The problem ::
Leave out the pictures and transcribe the rest of the records exactly.
## Start Entries
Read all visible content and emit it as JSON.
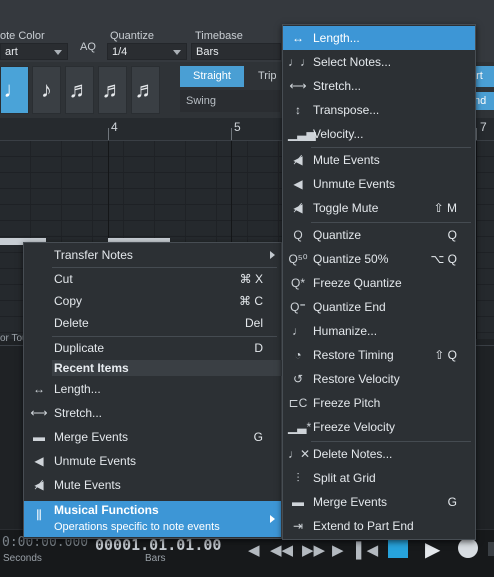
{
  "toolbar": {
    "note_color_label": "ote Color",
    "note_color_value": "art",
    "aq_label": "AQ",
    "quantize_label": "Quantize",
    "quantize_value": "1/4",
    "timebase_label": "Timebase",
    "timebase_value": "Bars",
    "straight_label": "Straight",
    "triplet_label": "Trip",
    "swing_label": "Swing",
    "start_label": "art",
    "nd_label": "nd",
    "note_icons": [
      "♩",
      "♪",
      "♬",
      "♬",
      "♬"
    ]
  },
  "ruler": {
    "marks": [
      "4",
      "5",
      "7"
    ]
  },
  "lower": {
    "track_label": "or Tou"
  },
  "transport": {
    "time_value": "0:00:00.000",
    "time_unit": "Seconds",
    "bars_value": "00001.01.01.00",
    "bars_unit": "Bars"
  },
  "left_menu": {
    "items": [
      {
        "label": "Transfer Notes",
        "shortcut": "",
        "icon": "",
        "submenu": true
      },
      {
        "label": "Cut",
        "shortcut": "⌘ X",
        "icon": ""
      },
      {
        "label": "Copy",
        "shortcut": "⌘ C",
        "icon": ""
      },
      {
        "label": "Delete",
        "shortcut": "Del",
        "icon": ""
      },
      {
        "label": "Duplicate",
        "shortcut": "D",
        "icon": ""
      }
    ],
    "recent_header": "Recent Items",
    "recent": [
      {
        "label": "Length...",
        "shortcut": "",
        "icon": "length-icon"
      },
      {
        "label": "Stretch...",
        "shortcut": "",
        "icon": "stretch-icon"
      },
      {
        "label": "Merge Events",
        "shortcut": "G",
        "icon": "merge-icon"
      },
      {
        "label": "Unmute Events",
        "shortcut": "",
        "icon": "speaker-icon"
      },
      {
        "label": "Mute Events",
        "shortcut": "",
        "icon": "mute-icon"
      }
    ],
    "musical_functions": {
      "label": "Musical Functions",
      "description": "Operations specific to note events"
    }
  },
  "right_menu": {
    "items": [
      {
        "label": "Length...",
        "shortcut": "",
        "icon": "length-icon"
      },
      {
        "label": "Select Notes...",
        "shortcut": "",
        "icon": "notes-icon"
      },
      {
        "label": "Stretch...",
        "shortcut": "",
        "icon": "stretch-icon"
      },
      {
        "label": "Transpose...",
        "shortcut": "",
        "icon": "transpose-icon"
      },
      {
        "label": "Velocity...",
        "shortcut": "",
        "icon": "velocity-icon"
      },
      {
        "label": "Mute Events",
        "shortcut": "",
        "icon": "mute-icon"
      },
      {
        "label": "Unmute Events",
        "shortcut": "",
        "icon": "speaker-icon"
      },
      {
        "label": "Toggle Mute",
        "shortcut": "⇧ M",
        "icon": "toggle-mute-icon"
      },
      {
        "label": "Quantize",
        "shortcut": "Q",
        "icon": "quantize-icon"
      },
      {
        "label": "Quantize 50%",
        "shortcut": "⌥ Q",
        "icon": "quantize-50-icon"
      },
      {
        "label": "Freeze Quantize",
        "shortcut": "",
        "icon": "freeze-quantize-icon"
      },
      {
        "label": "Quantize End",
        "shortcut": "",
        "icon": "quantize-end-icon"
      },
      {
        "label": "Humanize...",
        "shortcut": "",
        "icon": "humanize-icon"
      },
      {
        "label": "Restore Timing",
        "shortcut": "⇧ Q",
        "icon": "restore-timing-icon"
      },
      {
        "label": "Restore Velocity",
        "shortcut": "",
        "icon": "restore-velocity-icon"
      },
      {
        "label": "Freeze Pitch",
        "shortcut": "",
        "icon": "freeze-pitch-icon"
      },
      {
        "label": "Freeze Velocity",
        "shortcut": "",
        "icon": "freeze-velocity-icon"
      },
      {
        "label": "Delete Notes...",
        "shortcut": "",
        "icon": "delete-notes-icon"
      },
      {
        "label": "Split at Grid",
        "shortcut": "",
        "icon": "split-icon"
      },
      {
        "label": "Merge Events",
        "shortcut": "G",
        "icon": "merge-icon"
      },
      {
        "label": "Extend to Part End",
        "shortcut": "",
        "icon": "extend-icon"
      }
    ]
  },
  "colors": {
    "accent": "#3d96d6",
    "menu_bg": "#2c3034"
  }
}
## End Entries
Response below ::
Read all visible content and emit it as JSON.
{
  "toolbar": {
    "note_color_label": "ote Color",
    "note_color_value": "art",
    "aq_label": "AQ",
    "quantize_label": "Quantize",
    "quantize_value": "1/4",
    "timebase_label": "Timebase",
    "timebase_value": "Bars",
    "straight_label": "Straight",
    "triplet_label": "Trip",
    "swing_label": "Swing",
    "start_label": "art",
    "nd_label": "nd",
    "note_icons": [
      "♩",
      "♪",
      "♬",
      "♬",
      "♬"
    ]
  },
  "ruler": {
    "marks": [
      "4",
      "5",
      "7"
    ]
  },
  "lower": {
    "track_label": "or Tou"
  },
  "transport": {
    "time_value": "0:00:00.000",
    "time_unit": "Seconds",
    "bars_value": "00001.01.01.00",
    "bars_unit": "Bars"
  },
  "left_menu": {
    "items": [
      {
        "label": "Transfer Notes",
        "shortcut": "",
        "icon": "",
        "submenu": true
      },
      {
        "label": "Cut",
        "shortcut": "⌘ X",
        "icon": ""
      },
      {
        "label": "Copy",
        "shortcut": "⌘ C",
        "icon": ""
      },
      {
        "label": "Delete",
        "shortcut": "Del",
        "icon": ""
      },
      {
        "label": "Duplicate",
        "shortcut": "D",
        "icon": ""
      }
    ],
    "recent_header": "Recent Items",
    "recent": [
      {
        "label": "Length...",
        "shortcut": "",
        "icon": "length-icon"
      },
      {
        "label": "Stretch...",
        "shortcut": "",
        "icon": "stretch-icon"
      },
      {
        "label": "Merge Events",
        "shortcut": "G",
        "icon": "merge-icon"
      },
      {
        "label": "Unmute Events",
        "shortcut": "",
        "icon": "speaker-icon"
      },
      {
        "label": "Mute Events",
        "shortcut": "",
        "icon": "mute-icon"
      }
    ],
    "musical_functions": {
      "label": "Musical Functions",
      "description": "Operations specific to note events"
    }
  },
  "right_menu": {
    "items": [
      {
        "label": "Length...",
        "shortcut": "",
        "icon": "length-icon"
      },
      {
        "label": "Select Notes...",
        "shortcut": "",
        "icon": "notes-icon"
      },
      {
        "label": "Stretch...",
        "shortcut": "",
        "icon": "stretch-icon"
      },
      {
        "label": "Transpose...",
        "shortcut": "",
        "icon": "transpose-icon"
      },
      {
        "label": "Velocity...",
        "shortcut": "",
        "icon": "velocity-icon"
      },
      {
        "label": "Mute Events",
        "shortcut": "",
        "icon": "mute-icon"
      },
      {
        "label": "Unmute Events",
        "shortcut": "",
        "icon": "speaker-icon"
      },
      {
        "label": "Toggle Mute",
        "shortcut": "⇧ M",
        "icon": "toggle-mute-icon"
      },
      {
        "label": "Quantize",
        "shortcut": "Q",
        "icon": "quantize-icon"
      },
      {
        "label": "Quantize 50%",
        "shortcut": "⌥ Q",
        "icon": "quantize-50-icon"
      },
      {
        "label": "Freeze Quantize",
        "shortcut": "",
        "icon": "freeze-quantize-icon"
      },
      {
        "label": "Quantize End",
        "shortcut": "",
        "icon": "quantize-end-icon"
      },
      {
        "label": "Humanize...",
        "shortcut": "",
        "icon": "humanize-icon"
      },
      {
        "label": "Restore Timing",
        "shortcut": "⇧ Q",
        "icon": "restore-timing-icon"
      },
      {
        "label": "Restore Velocity",
        "shortcut": "",
        "icon": "restore-velocity-icon"
      },
      {
        "label": "Freeze Pitch",
        "shortcut": "",
        "icon": "freeze-pitch-icon"
      },
      {
        "label": "Freeze Velocity",
        "shortcut": "",
        "icon": "freeze-velocity-icon"
      },
      {
        "label": "Delete Notes...",
        "shortcut": "",
        "icon": "delete-notes-icon"
      },
      {
        "label": "Split at Grid",
        "shortcut": "",
        "icon": "split-icon"
      },
      {
        "label": "Merge Events",
        "shortcut": "G",
        "icon": "merge-icon"
      },
      {
        "label": "Extend to Part End",
        "shortcut": "",
        "icon": "extend-icon"
      }
    ]
  },
  "colors": {
    "accent": "#3d96d6",
    "menu_bg": "#2c3034"
  }
}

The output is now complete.